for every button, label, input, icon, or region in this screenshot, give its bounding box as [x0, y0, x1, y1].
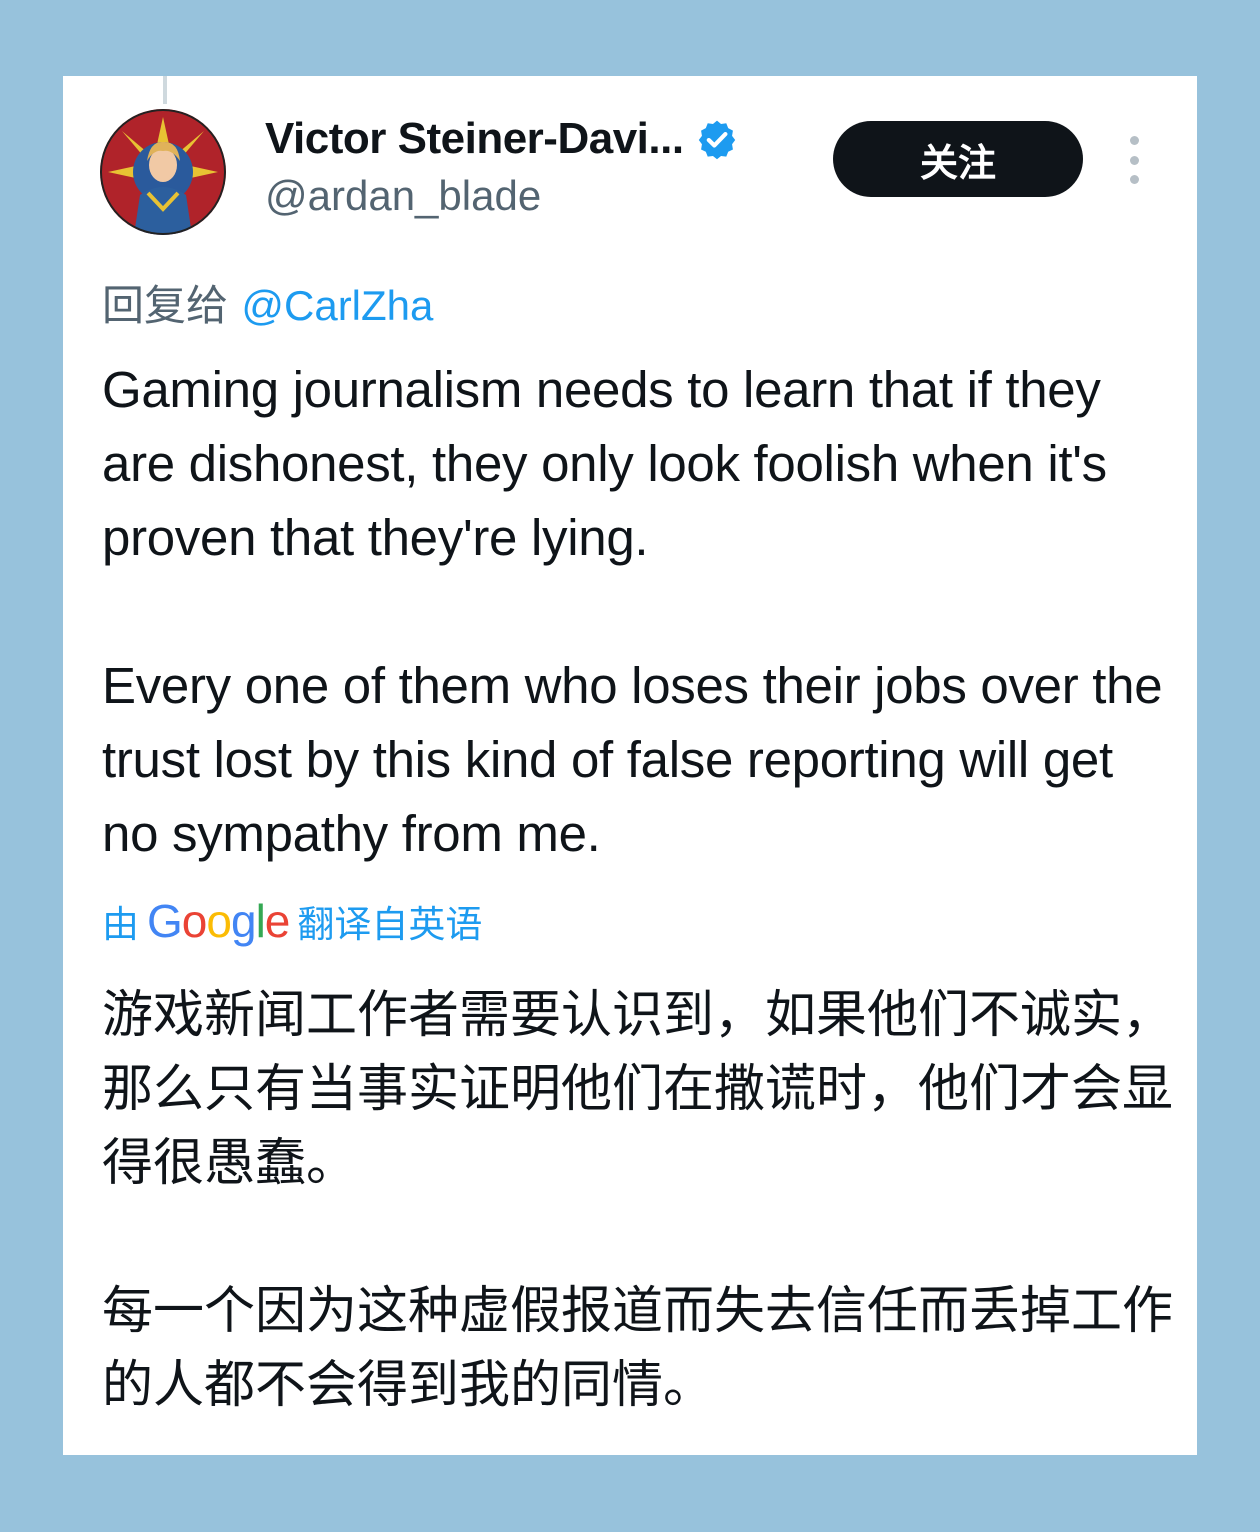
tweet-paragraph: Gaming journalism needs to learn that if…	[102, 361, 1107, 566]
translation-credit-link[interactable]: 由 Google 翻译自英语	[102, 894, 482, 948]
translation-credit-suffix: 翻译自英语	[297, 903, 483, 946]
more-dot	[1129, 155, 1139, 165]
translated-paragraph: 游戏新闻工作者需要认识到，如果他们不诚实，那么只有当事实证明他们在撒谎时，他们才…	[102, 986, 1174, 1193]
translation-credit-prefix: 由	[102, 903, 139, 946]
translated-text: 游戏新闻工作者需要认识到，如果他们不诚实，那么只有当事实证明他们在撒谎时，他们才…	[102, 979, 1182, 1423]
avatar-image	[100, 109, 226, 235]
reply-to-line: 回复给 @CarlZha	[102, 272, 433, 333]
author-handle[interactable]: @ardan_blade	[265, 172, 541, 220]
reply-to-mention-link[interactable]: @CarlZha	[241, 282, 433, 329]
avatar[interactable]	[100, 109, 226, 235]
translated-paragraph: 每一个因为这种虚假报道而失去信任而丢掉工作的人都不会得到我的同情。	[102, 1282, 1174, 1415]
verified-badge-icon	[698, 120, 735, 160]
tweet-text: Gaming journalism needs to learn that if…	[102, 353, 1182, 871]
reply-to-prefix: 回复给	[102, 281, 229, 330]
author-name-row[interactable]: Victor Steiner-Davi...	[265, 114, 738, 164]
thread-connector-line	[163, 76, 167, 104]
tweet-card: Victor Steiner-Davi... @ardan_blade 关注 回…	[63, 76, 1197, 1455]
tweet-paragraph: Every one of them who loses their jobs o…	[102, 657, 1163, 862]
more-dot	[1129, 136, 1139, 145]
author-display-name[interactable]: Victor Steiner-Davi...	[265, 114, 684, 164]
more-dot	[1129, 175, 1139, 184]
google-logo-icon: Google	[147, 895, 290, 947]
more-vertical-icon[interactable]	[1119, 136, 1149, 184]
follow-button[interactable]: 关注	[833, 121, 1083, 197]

========================

→ YOUR GOAL
Can you edit the records above so that every "more-dot" becomes "ellipsis-dot", with everything else left unchanged and the pictures left out?

→ ANSWER FOR THIS EXERCISE
for every button, label, input, icon, or region in this screenshot, give its bounding box as [x0, y0, x1, y1].
tweet-paragraph: Gaming journalism needs to learn that if…	[102, 361, 1107, 566]
translation-credit-link[interactable]: 由 Google 翻译自英语	[102, 894, 482, 948]
translation-credit-suffix: 翻译自英语	[297, 903, 483, 946]
ellipsis-dot	[1129, 155, 1139, 165]
translated-paragraph: 游戏新闻工作者需要认识到，如果他们不诚实，那么只有当事实证明他们在撒谎时，他们才…	[102, 986, 1174, 1193]
translation-credit-prefix: 由	[102, 903, 139, 946]
translated-text: 游戏新闻工作者需要认识到，如果他们不诚实，那么只有当事实证明他们在撒谎时，他们才…	[102, 979, 1182, 1423]
avatar-image	[100, 109, 226, 235]
reply-to-line: 回复给 @CarlZha	[102, 272, 433, 333]
author-handle[interactable]: @ardan_blade	[265, 172, 541, 220]
reply-to-mention-link[interactable]: @CarlZha	[241, 282, 433, 329]
avatar[interactable]	[100, 109, 226, 235]
translated-paragraph: 每一个因为这种虚假报道而失去信任而丢掉工作的人都不会得到我的同情。	[102, 1282, 1174, 1415]
verified-badge-icon	[698, 120, 735, 160]
tweet-text: Gaming journalism needs to learn that if…	[102, 353, 1182, 871]
reply-to-prefix: 回复给	[102, 281, 229, 330]
author-name-row[interactable]: Victor Steiner-Davi...	[265, 114, 738, 164]
thread-connector-line	[163, 76, 167, 104]
tweet-card: Victor Steiner-Davi... @ardan_blade 关注 回…	[63, 76, 1197, 1455]
tweet-paragraph: Every one of them who loses their jobs o…	[102, 657, 1163, 862]
ellipsis-dot	[1129, 136, 1139, 145]
author-display-name[interactable]: Victor Steiner-Davi...	[265, 114, 684, 164]
ellipsis-dot	[1129, 175, 1139, 184]
google-logo-icon: Google	[147, 895, 290, 947]
more-vertical-icon[interactable]	[1119, 136, 1149, 184]
follow-button[interactable]: 关注	[833, 121, 1083, 197]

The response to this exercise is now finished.